(Data entries)
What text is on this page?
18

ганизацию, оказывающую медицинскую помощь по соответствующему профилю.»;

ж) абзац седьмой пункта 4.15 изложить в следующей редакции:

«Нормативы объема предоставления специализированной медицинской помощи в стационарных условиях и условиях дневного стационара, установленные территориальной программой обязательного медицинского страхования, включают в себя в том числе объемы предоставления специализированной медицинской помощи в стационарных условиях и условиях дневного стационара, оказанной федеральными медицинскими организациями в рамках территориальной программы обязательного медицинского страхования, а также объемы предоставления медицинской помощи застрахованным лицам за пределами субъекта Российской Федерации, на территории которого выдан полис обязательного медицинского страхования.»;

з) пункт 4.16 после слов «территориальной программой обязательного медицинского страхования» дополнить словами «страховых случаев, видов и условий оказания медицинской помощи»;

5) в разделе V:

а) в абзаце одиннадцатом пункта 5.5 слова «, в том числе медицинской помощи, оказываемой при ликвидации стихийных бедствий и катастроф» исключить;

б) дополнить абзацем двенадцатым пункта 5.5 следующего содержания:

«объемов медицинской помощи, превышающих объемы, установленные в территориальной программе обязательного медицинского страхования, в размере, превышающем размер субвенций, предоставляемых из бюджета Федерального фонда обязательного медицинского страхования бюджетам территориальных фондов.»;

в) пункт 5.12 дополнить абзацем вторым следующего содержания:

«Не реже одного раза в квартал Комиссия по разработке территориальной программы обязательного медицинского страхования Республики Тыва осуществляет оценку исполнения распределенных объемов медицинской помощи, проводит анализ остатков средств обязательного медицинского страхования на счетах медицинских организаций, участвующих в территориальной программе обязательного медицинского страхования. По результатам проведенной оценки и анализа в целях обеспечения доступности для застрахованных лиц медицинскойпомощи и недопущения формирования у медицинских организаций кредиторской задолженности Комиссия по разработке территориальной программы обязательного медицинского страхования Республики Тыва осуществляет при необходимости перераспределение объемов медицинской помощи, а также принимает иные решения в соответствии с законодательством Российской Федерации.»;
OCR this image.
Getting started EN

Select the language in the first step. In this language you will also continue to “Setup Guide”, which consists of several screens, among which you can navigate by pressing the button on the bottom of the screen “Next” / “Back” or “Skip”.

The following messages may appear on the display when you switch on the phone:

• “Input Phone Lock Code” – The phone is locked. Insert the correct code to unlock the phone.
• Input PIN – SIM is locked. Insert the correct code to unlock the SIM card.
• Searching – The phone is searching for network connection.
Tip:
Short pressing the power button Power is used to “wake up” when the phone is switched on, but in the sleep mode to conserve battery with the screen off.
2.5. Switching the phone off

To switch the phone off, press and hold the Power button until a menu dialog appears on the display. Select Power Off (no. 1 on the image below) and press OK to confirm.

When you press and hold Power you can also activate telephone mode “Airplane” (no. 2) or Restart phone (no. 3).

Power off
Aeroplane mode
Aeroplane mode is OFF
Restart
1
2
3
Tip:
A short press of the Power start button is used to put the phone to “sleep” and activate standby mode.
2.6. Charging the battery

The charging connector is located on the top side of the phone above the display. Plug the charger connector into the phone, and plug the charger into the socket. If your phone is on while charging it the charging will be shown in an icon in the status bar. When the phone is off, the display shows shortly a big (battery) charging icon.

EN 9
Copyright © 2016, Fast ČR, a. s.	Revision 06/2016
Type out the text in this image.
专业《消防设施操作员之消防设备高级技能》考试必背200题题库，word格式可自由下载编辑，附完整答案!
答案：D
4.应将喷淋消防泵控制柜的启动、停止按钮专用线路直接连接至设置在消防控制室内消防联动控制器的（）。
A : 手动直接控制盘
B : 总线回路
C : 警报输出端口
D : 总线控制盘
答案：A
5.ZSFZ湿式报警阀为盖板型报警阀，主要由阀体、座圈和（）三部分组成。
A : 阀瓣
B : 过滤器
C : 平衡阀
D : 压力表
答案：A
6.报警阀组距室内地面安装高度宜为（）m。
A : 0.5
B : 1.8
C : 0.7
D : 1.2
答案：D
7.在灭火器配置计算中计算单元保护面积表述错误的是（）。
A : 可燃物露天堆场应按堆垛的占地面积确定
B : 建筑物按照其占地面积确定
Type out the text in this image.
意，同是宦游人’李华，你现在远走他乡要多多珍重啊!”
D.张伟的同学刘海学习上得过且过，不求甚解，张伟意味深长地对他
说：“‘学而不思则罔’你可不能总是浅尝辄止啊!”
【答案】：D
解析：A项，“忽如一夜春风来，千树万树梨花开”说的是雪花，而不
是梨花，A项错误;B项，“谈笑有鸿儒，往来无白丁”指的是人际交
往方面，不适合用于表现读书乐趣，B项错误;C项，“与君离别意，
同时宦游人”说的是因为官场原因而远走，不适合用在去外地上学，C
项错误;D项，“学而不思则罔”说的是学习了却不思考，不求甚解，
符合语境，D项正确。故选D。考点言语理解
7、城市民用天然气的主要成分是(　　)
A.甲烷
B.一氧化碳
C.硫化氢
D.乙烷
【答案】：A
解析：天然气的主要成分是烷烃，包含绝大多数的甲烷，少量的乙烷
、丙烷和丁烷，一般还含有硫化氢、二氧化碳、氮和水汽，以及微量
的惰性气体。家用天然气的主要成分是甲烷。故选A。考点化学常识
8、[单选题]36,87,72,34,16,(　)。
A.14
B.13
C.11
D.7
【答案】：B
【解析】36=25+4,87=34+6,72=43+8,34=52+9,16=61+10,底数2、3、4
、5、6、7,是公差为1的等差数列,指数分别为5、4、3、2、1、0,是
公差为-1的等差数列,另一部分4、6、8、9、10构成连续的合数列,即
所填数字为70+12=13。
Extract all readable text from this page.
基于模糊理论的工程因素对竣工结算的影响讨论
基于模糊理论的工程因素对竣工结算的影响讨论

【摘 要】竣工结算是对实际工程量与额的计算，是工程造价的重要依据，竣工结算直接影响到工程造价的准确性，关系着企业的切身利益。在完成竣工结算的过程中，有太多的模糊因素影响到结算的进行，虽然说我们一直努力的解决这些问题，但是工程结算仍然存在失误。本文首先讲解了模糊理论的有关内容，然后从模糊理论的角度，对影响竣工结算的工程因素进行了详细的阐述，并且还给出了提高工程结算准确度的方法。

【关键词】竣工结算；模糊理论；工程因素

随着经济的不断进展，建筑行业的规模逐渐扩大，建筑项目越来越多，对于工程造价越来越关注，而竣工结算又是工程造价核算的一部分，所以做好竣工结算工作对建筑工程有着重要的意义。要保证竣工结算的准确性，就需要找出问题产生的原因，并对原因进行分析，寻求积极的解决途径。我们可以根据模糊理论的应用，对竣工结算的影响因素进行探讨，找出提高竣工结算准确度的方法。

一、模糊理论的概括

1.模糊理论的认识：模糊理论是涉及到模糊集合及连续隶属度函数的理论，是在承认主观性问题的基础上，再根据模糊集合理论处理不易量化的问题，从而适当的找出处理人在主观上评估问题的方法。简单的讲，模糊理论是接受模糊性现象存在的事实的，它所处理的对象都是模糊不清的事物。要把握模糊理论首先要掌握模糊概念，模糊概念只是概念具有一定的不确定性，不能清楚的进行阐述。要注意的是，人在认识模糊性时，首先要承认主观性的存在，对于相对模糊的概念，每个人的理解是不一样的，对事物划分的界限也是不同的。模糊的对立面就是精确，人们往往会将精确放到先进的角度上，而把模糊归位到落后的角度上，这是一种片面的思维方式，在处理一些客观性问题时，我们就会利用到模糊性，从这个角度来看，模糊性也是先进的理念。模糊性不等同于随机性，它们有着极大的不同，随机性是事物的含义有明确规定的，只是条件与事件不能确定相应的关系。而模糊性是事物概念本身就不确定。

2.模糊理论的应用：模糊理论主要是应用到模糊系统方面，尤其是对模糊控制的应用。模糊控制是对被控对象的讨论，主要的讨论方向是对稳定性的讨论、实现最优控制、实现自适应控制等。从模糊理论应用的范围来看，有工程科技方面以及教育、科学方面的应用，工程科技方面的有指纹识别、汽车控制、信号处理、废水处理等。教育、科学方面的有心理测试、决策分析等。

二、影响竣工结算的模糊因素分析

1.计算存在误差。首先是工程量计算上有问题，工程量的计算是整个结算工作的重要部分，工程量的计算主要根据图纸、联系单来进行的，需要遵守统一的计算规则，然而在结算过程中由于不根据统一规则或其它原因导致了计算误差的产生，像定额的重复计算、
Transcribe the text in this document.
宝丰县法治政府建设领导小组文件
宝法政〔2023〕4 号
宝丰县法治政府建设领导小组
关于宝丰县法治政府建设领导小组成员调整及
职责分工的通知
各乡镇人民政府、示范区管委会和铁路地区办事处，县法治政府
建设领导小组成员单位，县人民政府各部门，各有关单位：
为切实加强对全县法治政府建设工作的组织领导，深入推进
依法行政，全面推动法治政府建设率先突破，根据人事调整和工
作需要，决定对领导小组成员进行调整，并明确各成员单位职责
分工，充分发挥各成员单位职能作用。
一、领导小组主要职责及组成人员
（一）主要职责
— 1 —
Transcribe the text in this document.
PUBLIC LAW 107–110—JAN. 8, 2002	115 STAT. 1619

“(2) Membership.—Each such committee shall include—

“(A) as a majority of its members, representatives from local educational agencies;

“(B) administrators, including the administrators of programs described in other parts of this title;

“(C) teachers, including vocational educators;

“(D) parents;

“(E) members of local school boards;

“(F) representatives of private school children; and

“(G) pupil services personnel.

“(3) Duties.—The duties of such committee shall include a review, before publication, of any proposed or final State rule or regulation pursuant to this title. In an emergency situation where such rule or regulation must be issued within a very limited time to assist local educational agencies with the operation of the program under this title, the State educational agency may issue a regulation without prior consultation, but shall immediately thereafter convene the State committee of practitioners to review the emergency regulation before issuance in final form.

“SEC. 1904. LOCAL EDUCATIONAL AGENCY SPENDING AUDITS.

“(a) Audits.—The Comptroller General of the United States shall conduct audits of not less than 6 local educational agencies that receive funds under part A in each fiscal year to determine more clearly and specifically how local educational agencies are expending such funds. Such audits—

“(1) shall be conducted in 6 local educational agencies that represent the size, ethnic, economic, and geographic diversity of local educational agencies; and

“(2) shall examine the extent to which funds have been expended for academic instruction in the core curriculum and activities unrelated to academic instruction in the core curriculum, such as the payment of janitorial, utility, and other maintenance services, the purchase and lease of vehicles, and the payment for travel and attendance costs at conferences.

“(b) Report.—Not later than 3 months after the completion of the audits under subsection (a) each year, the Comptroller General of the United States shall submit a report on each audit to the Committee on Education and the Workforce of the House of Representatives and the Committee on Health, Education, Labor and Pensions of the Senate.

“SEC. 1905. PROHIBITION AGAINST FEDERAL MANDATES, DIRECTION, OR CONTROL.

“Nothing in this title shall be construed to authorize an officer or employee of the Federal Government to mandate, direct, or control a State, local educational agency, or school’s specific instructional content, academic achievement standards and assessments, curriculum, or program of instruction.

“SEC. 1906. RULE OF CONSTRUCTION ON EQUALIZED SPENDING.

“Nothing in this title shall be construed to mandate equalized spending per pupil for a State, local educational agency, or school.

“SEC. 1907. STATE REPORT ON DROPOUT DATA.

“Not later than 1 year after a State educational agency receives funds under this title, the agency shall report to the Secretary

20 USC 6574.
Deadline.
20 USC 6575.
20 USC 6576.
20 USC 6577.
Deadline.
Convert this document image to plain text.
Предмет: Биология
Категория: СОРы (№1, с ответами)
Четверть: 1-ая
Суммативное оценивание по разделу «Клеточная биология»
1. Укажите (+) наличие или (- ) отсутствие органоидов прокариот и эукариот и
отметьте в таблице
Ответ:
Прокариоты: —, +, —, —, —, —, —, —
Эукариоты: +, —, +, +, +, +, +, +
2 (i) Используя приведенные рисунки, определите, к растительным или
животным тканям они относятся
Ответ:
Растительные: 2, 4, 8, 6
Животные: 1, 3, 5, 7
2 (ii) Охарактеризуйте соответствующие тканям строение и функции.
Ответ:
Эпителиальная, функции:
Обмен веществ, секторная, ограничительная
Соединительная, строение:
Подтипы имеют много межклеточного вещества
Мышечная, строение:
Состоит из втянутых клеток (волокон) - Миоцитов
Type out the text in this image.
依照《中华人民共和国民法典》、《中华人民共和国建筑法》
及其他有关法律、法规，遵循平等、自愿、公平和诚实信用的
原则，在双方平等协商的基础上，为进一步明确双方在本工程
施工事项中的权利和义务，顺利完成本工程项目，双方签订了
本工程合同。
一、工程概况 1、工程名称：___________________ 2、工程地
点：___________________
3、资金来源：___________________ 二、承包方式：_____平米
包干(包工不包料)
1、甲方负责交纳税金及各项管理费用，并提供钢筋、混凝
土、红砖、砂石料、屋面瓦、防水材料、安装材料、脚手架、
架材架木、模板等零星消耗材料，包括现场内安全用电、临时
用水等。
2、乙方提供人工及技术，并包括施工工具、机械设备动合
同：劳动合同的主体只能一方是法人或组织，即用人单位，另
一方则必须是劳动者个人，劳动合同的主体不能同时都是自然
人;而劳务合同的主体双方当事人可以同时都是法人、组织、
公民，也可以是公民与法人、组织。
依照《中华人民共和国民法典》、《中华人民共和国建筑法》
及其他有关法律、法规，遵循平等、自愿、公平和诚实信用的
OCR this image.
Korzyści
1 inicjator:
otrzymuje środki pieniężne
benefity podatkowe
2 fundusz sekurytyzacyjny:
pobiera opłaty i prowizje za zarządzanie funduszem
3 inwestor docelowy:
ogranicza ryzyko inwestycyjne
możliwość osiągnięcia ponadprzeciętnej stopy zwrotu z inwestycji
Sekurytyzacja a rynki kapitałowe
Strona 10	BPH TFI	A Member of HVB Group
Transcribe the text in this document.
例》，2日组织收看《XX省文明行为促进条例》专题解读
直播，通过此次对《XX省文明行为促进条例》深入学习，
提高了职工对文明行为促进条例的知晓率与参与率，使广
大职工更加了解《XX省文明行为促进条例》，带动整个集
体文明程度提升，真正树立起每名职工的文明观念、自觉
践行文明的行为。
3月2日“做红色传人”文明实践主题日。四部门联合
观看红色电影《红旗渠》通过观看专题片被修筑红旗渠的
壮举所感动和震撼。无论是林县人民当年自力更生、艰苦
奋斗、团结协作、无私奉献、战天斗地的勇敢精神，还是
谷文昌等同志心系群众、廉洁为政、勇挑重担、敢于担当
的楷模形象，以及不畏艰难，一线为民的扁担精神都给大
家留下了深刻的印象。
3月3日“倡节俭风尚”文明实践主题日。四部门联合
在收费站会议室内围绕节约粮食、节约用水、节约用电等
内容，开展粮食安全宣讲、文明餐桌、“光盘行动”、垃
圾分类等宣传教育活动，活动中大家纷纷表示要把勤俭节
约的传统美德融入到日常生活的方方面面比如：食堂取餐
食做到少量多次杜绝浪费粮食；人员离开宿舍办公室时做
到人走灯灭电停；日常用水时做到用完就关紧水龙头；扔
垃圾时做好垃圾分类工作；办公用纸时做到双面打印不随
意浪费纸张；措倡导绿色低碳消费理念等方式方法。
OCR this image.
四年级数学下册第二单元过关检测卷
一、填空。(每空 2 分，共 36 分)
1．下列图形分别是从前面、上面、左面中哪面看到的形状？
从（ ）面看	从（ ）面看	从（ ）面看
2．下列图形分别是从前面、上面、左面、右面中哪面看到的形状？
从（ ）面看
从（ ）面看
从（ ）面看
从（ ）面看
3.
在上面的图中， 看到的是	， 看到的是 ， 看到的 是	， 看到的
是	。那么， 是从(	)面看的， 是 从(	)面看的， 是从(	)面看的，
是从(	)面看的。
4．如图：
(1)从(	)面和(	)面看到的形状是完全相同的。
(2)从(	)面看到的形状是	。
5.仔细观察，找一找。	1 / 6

*PROBLEM STATEMENT*
Isolate each line of the listing above that includes "button". Copy it.

*SOLUTION TO THIS EXERCISE*
Select the language in the first step. In this language you will also continue to “Setup Guide”, which consists of several screens, among which you can navigate by pressing the button on the bottom of the screen “Next” / “Back” or “Skip”.
Short pressing the power button Power is used to “wake up” when the phone is switched on, but in the sleep mode to conserve battery with the screen off.
To switch the phone off, press and hold the Power button until a menu dialog appears on the display. Select Power Off (no. 1 on the image below) and press OK to confirm.
A short press of the Power start button is used to put the phone to “sleep” and activate standby mode.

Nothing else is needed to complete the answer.